> Polecenie: Przepisz wiernie wszystkie poniższe wiersze, pomijając w odpowiedzi obrazy.

═══ Dostarczone dane ═══

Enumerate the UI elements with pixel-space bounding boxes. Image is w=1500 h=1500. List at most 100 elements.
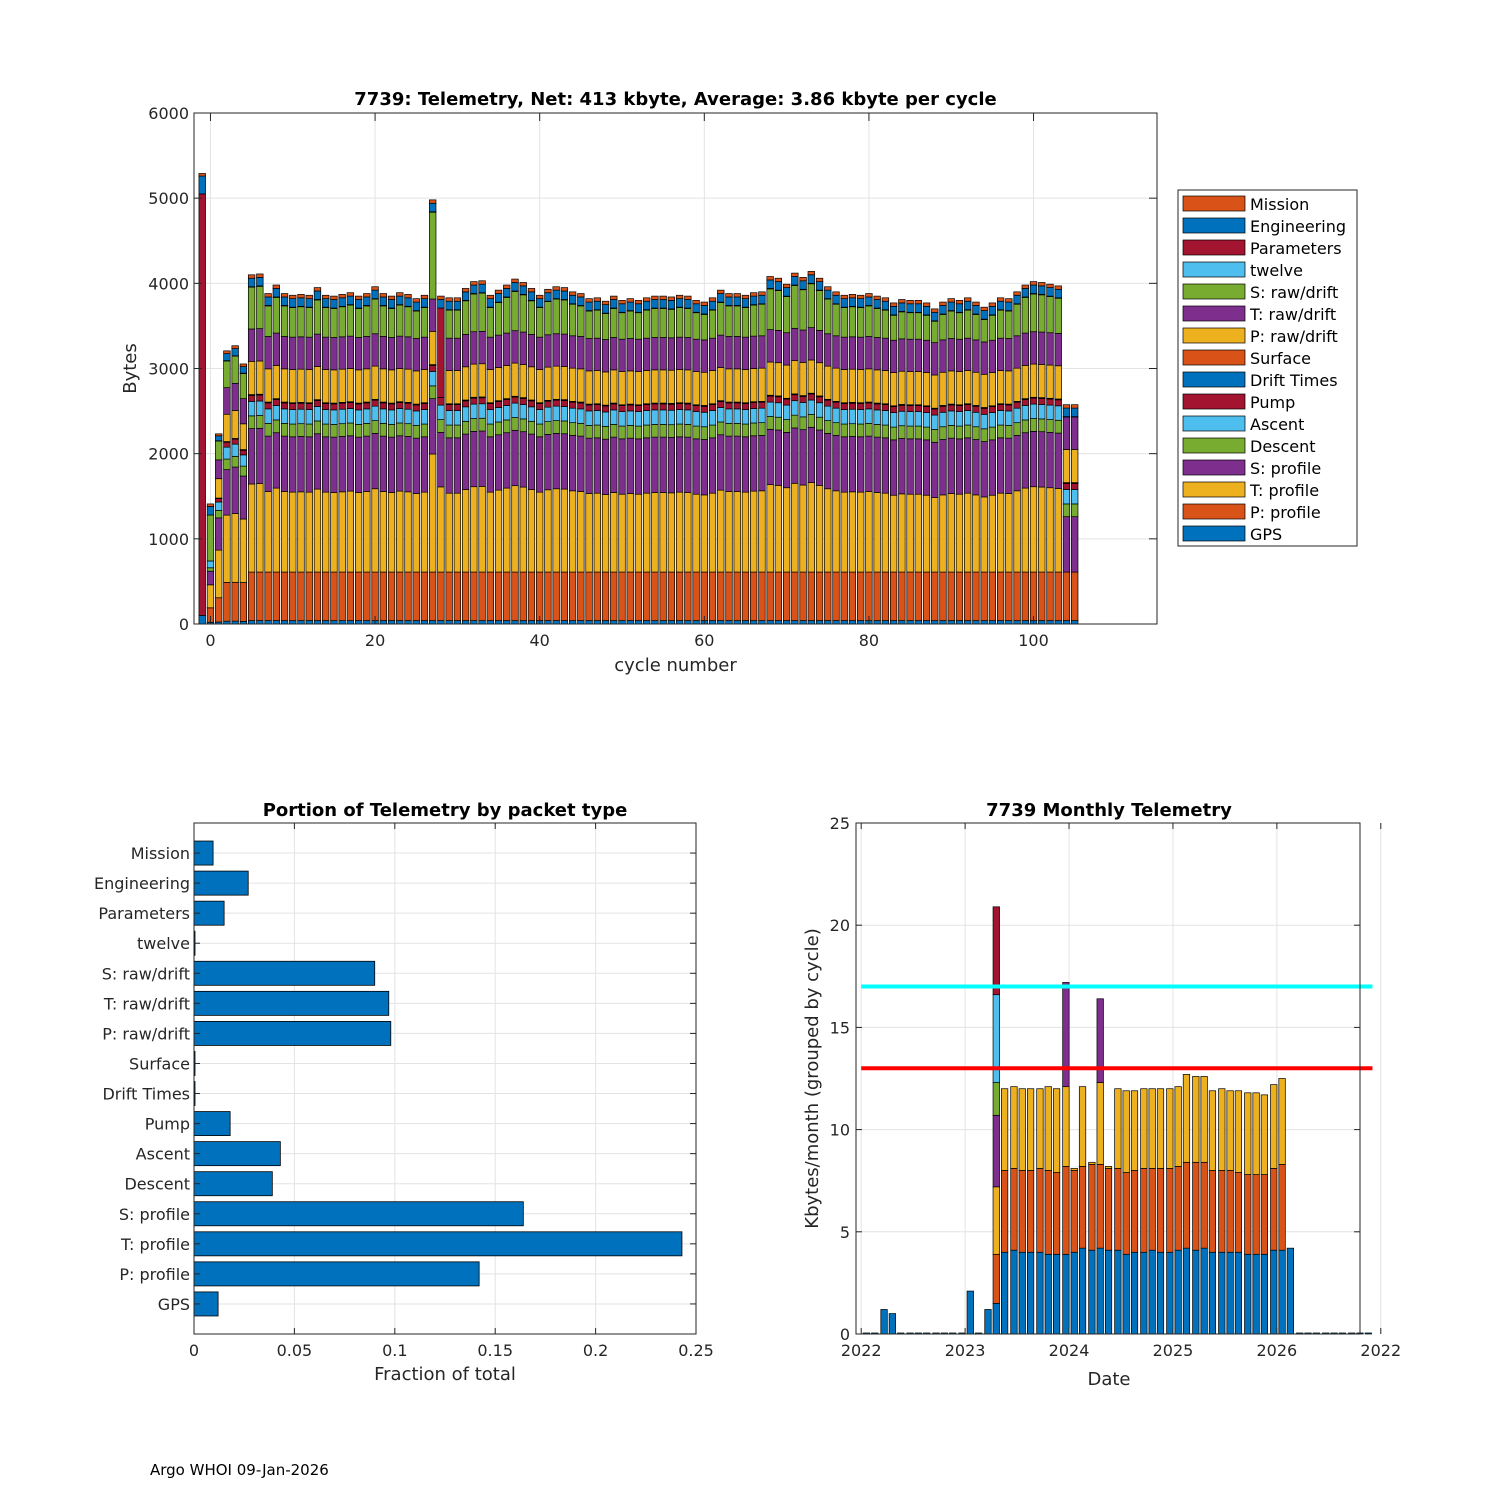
bar-segment	[503, 365, 511, 399]
bar-segment	[799, 620, 807, 625]
bar-segment	[684, 571, 692, 621]
bar-segment	[223, 582, 231, 622]
bar-segment	[964, 424, 972, 439]
bar-segment	[527, 620, 536, 625]
bar-segment	[618, 338, 626, 372]
y-axis-label: Kbytes/month (grouped by cycle)	[802, 928, 823, 1228]
legend-entry: P: profile	[1250, 503, 1321, 522]
bar-segment	[453, 492, 462, 573]
cycle-bar	[708, 297, 717, 625]
bar-segment	[1029, 418, 1038, 432]
x-tick-label: 0.25	[678, 1341, 714, 1360]
bar-segment	[906, 303, 914, 313]
bar-segment	[231, 466, 239, 514]
bar-segment	[560, 299, 569, 335]
bar-segment	[782, 287, 791, 297]
cycle-bar	[939, 301, 947, 625]
bar-segment	[939, 426, 947, 440]
bar-segment	[964, 492, 972, 573]
packet-bar	[193, 1231, 683, 1257]
cycle-bar	[857, 294, 865, 625]
category-label: GPS	[158, 1295, 190, 1314]
cycle-bar	[832, 291, 840, 625]
bar-segment	[313, 571, 322, 621]
cycle-bar	[807, 271, 815, 625]
bar-segment	[330, 436, 338, 493]
bar-segment	[363, 435, 371, 492]
bar-segment	[511, 282, 519, 292]
legend-swatch	[1182, 459, 1246, 476]
bar-segment	[906, 571, 914, 621]
category-label: Pump	[145, 1115, 190, 1134]
bar-segment	[684, 409, 692, 425]
legend-entry: T: profile	[1249, 481, 1319, 500]
cycle-bar	[280, 293, 289, 625]
cycle-bar	[346, 292, 355, 625]
bar-segment	[774, 416, 783, 431]
bar-segment	[601, 339, 610, 373]
bar-segment	[313, 406, 322, 422]
bar-segment	[519, 331, 527, 365]
bar-segment	[610, 403, 618, 411]
bar-segment	[1192, 1161, 1200, 1251]
bar-segment	[659, 369, 667, 404]
bar-segment	[675, 571, 684, 621]
bar-segment	[914, 312, 922, 340]
bar-segment	[898, 620, 906, 625]
bar-segment	[733, 402, 741, 410]
cycle-bar	[461, 288, 470, 625]
bar-segment	[560, 433, 569, 490]
bar-segment	[972, 371, 980, 406]
bar-segment	[1062, 416, 1071, 450]
bar-segment	[519, 282, 527, 287]
bar-segment	[939, 411, 947, 428]
bar-segment	[387, 436, 396, 493]
bar-segment	[914, 425, 922, 440]
bar-segment	[988, 571, 997, 621]
bar-segment	[1078, 1086, 1087, 1167]
bar-segment	[363, 402, 371, 410]
month-bar	[1270, 1084, 1278, 1335]
footer-credit: Argo WHOI 09-Jan-2026	[150, 1461, 329, 1479]
bar-segment	[782, 296, 791, 334]
bar-segment	[733, 296, 741, 306]
bar-segment	[733, 571, 741, 621]
cycle-bar	[503, 284, 511, 625]
bar-segment	[577, 620, 585, 625]
bar-segment	[371, 399, 379, 407]
bar-segment	[223, 446, 231, 460]
category-label: P: profile	[119, 1265, 190, 1284]
bar-segment	[684, 492, 692, 573]
bar-segment	[313, 620, 322, 625]
cycle-bar	[256, 273, 264, 625]
bar-segment	[305, 369, 313, 404]
bar-segment	[610, 620, 618, 625]
bar-segment	[568, 435, 577, 492]
bar-segment	[527, 291, 536, 301]
bar-segment	[412, 370, 420, 405]
legend-swatch	[1182, 503, 1246, 520]
bar-segment	[980, 428, 988, 442]
bar-segment	[947, 298, 955, 303]
bar-segment	[198, 173, 206, 177]
bar-segment	[988, 620, 997, 625]
bar-segment	[865, 296, 873, 306]
bar-segment	[725, 293, 733, 298]
bar-segment	[1071, 503, 1079, 518]
bar-segment	[585, 425, 593, 439]
bar-segment	[544, 292, 552, 302]
legend-entry: S: profile	[1250, 459, 1321, 478]
bar-segment	[486, 307, 494, 338]
bar-segment	[239, 398, 248, 425]
bar-segment	[980, 310, 988, 320]
bar-segment	[379, 620, 387, 625]
bar-segment	[865, 293, 873, 298]
bar-segment	[700, 339, 708, 373]
bar-segment	[741, 620, 750, 625]
bar-segment	[848, 491, 857, 573]
bar-segment	[544, 421, 552, 435]
bar-segment	[239, 449, 248, 456]
bar-segment	[955, 438, 964, 495]
bar-segment	[857, 403, 865, 410]
cycle-bar	[618, 300, 626, 625]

═══

> Rozwiązanie:
Enumerate the UI elements with pixel-space bounding boxes. Image is w=1500 h=1500. List at most 100 elements.
bar-segment	[503, 365, 511, 399]
bar-segment	[799, 620, 807, 625]
bar-segment	[684, 571, 692, 621]
bar-segment	[223, 582, 231, 622]
bar-segment	[964, 424, 972, 439]
bar-segment	[527, 620, 536, 625]
bar-segment	[618, 338, 626, 372]
y-axis-label: Kbytes/month (grouped by cycle)	[802, 928, 823, 1228]
legend-entry: P: profile	[1250, 503, 1321, 522]
bar-segment	[453, 492, 462, 573]
cycle-bar	[708, 297, 717, 625]
bar-segment	[1029, 418, 1038, 432]
x-tick-label: 0.25	[678, 1341, 714, 1360]
bar-segment	[906, 303, 914, 313]
bar-segment	[231, 466, 239, 514]
bar-segment	[560, 299, 569, 335]
bar-segment	[782, 287, 791, 297]
cycle-bar	[939, 301, 947, 625]
bar-segment	[939, 426, 947, 440]
bar-segment	[964, 492, 972, 573]
packet-bar	[193, 1231, 683, 1257]
cycle-bar	[857, 294, 865, 625]
category-label: GPS	[158, 1295, 190, 1314]
cycle-bar	[832, 291, 840, 625]
bar-segment	[313, 571, 322, 621]
cycle-bar	[807, 271, 815, 625]
bar-segment	[330, 436, 338, 493]
bar-segment	[363, 435, 371, 492]
bar-segment	[511, 282, 519, 292]
legend-swatch	[1182, 459, 1246, 476]
bar-segment	[906, 571, 914, 621]
category-label: Pump	[145, 1115, 190, 1134]
bar-segment	[684, 409, 692, 425]
legend-entry: T: profile	[1249, 481, 1319, 500]
cycle-bar	[280, 293, 289, 625]
cycle-bar	[346, 292, 355, 625]
bar-segment	[774, 416, 783, 431]
bar-segment	[601, 339, 610, 373]
bar-segment	[313, 406, 322, 422]
bar-segment	[519, 331, 527, 365]
bar-segment	[610, 403, 618, 411]
bar-segment	[1192, 1161, 1200, 1251]
bar-segment	[659, 369, 667, 404]
bar-segment	[675, 571, 684, 621]
bar-segment	[914, 312, 922, 340]
bar-segment	[898, 620, 906, 625]
bar-segment	[733, 402, 741, 410]
cycle-bar	[461, 288, 470, 625]
bar-segment	[560, 433, 569, 490]
bar-segment	[972, 371, 980, 406]
bar-segment	[1062, 416, 1071, 450]
bar-segment	[519, 282, 527, 287]
bar-segment	[939, 411, 947, 428]
bar-segment	[387, 436, 396, 493]
bar-segment	[914, 425, 922, 440]
bar-segment	[988, 571, 997, 621]
bar-segment	[1078, 1086, 1087, 1167]
bar-segment	[363, 402, 371, 410]
month-bar	[1270, 1084, 1278, 1335]
footer-credit: Argo WHOI 09-Jan-2026	[150, 1461, 329, 1479]
bar-segment	[782, 296, 791, 334]
bar-segment	[733, 296, 741, 306]
bar-segment	[733, 571, 741, 621]
cycle-bar	[503, 284, 511, 625]
bar-segment	[577, 620, 585, 625]
bar-segment	[371, 399, 379, 407]
bar-segment	[223, 446, 231, 460]
category-label: P: profile	[119, 1265, 190, 1284]
bar-segment	[684, 492, 692, 573]
bar-segment	[313, 620, 322, 625]
cycle-bar	[256, 273, 264, 625]
bar-segment	[305, 369, 313, 404]
bar-segment	[610, 620, 618, 625]
bar-segment	[568, 435, 577, 492]
bar-segment	[527, 291, 536, 301]
bar-segment	[412, 370, 420, 405]
legend-swatch	[1182, 503, 1246, 520]
bar-segment	[980, 428, 988, 442]
bar-segment	[947, 298, 955, 303]
bar-segment	[198, 173, 206, 177]
bar-segment	[988, 620, 997, 625]
bar-segment	[865, 296, 873, 306]
bar-segment	[725, 293, 733, 298]
bar-segment	[1071, 503, 1079, 518]
bar-segment	[585, 425, 593, 439]
bar-segment	[544, 292, 552, 302]
legend-entry: S: profile	[1250, 459, 1321, 478]
bar-segment	[486, 307, 494, 338]
bar-segment	[239, 398, 248, 425]
bar-segment	[980, 310, 988, 320]
bar-segment	[379, 620, 387, 625]
bar-segment	[865, 293, 873, 298]
bar-segment	[700, 339, 708, 373]
bar-segment	[741, 620, 750, 625]
bar-segment	[848, 491, 857, 573]
bar-segment	[544, 421, 552, 435]
bar-segment	[239, 449, 248, 456]
bar-segment	[955, 438, 964, 495]
bar-segment	[857, 403, 865, 410]
cycle-bar	[618, 300, 626, 625]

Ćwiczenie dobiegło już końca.